> [Problems to work on]
[A] List every game the blog entry says was played during games night.
[B] Extract the stretch of the blog entry from "During games night, we" through "and a table.", word for word.

A Zoom and a tunnel

Friday night was virtual board games night with my friends, so I didn’t have time to write up a blog entry. I picked up groceries, taught some online classes, and started working on a new online class for Outschool. I’m planning to run some Dungeons & Dragons or other roleplaying games for kids. D&D classes are very popular on there. I think a lot of kids these days are getting exposure to D&D online when they don’t have local groups to play with—or maybe some are getting an extra fix—and Outschool is a perfect platform for them to find adult DMs with experience running games for kids.

During games night, we played Sushi Go Party!, which I won, amazingly. And 6 Nimmt, Splendor, and Jump Drive, all of which I lost badly, unsurprisingly. We also tried a new game: VektoRace, which is an analogue car racing board game in which you use distance templates to move car tokens around a race track. It seemed an odd thing to port to an online version, but seemed to work okay. I took an early lead and the other players struggled to catch me, and we decided to quit after a bit more than 1 lap of the 3 in the race as it wasn’t particularly interesting. It’d probably be more fun with actual miniatures and a table.

Today I went to visit my mother, who lives up north, an hour’s drive away. While on my recent trip to Europe, my wife and I visited my aunt, my mother’s sister, in her nursing home in Germany. In the past year or so, we’ve had Zoom calls with her and several members of our family (organised by one of my cousins), but my mother has never been in on the call, because she’s not computer savvy and panicked when I suggested she set up Zoom on her computer. So when we saw my aunt in person, I asked if she’d like me to set up a call with her sister (my mother), and she sounded very enthusiastic about that. So when we got home from Europe, I phoned my mother to see if we could visit and take a laptop and do all of the Zoom setup for her, so she could talk to her sister. She thought that sounded great, so I emailed the nursing home in Germany and set up a call.

> [Given records]
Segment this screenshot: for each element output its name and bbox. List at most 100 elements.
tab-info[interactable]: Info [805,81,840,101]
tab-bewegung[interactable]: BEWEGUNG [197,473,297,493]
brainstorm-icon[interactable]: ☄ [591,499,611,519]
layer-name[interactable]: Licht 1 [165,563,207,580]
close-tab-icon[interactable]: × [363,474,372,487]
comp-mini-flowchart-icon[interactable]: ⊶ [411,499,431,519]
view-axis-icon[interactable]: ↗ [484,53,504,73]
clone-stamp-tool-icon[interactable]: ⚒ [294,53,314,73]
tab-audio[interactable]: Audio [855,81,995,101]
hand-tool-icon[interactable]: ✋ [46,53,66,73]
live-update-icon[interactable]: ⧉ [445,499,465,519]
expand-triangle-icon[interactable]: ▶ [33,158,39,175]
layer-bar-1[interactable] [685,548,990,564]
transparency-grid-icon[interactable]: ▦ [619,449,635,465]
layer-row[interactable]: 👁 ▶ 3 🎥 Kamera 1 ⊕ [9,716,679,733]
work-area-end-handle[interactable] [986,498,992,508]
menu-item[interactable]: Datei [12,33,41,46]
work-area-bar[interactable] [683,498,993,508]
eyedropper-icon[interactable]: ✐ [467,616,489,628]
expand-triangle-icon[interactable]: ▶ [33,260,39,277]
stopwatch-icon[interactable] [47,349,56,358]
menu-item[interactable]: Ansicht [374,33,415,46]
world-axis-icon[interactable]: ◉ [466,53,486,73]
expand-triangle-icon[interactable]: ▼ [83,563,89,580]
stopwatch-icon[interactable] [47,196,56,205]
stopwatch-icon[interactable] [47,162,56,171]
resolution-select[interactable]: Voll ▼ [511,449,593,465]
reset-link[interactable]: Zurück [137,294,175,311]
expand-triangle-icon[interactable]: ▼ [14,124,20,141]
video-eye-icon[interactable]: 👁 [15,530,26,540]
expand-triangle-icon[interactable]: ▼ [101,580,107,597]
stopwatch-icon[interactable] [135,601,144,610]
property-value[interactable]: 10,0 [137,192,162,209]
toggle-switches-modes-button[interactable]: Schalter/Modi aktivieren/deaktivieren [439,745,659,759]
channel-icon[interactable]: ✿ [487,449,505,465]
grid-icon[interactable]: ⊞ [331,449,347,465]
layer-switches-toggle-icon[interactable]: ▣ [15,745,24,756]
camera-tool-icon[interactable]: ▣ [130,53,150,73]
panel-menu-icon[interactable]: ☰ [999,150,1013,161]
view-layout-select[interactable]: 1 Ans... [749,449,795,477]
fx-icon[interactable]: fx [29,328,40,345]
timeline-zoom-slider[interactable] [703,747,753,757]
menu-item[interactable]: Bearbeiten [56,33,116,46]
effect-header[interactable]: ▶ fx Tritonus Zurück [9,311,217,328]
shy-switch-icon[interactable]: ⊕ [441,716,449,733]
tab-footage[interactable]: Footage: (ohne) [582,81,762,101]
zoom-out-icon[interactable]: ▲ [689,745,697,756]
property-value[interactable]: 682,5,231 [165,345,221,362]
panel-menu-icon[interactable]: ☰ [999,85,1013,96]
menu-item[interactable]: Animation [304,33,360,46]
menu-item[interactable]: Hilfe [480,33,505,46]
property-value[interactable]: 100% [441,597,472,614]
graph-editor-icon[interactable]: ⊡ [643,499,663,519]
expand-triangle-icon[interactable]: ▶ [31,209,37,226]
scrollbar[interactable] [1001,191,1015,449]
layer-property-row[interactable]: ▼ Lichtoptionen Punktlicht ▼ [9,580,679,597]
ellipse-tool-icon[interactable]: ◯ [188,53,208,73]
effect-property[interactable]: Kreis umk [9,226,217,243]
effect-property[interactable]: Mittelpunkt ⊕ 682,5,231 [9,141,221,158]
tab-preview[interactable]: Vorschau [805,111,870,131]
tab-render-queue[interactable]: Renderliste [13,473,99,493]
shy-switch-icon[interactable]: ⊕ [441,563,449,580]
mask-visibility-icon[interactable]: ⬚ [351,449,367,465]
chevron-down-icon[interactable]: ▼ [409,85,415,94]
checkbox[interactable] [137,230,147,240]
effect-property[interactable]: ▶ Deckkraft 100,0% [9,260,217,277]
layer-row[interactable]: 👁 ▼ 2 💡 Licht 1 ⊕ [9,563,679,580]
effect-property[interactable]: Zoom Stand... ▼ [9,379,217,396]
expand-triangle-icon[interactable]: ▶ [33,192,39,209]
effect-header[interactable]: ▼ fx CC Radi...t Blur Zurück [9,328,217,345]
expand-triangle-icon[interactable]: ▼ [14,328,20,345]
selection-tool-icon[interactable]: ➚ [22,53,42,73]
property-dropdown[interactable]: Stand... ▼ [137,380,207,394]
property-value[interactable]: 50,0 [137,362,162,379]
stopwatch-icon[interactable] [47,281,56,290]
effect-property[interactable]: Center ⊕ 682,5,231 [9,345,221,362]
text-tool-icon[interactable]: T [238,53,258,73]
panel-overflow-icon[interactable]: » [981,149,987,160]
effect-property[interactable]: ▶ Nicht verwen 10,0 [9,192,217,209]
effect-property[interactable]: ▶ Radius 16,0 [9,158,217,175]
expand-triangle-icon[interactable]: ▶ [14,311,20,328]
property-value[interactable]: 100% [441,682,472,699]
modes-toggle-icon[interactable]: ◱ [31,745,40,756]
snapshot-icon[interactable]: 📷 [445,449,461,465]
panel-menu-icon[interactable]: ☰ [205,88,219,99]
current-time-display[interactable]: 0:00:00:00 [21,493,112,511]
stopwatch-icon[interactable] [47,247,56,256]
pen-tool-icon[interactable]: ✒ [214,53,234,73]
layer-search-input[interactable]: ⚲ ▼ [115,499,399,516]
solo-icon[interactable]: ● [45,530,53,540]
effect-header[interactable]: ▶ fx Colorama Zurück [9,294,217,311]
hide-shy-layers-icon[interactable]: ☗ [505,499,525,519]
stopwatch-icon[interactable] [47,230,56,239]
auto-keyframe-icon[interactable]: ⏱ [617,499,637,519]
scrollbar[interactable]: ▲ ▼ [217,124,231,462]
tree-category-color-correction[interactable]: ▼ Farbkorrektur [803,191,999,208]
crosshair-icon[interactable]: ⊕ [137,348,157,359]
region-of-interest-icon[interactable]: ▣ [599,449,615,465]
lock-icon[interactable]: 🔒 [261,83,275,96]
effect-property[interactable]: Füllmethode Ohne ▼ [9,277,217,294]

> [Responses by item number]
[A]
Sushi Go Party!
6 Nimmt
Splendor
Jump Drive
VektoRace

[B]
During games night, we played Sushi Go Party!, which I won, amazingly. And 6 Nimmt, Splendor, and Jump Drive, all of which I lost badly, unsurprisingly. We also tried a new game: VektoRace, which is an analogue car racing board game in which you use distance templates to move car tokens around a race track. It seemed an odd thing to port to an online version, but seemed to work okay. I took an early lead and the other players struggled to catch me, and we decided to quit after a bit more than 1 lap of the 3 in the race as it wasn’t particularly interesting. It’d probably be more fun with actual miniatures and a table.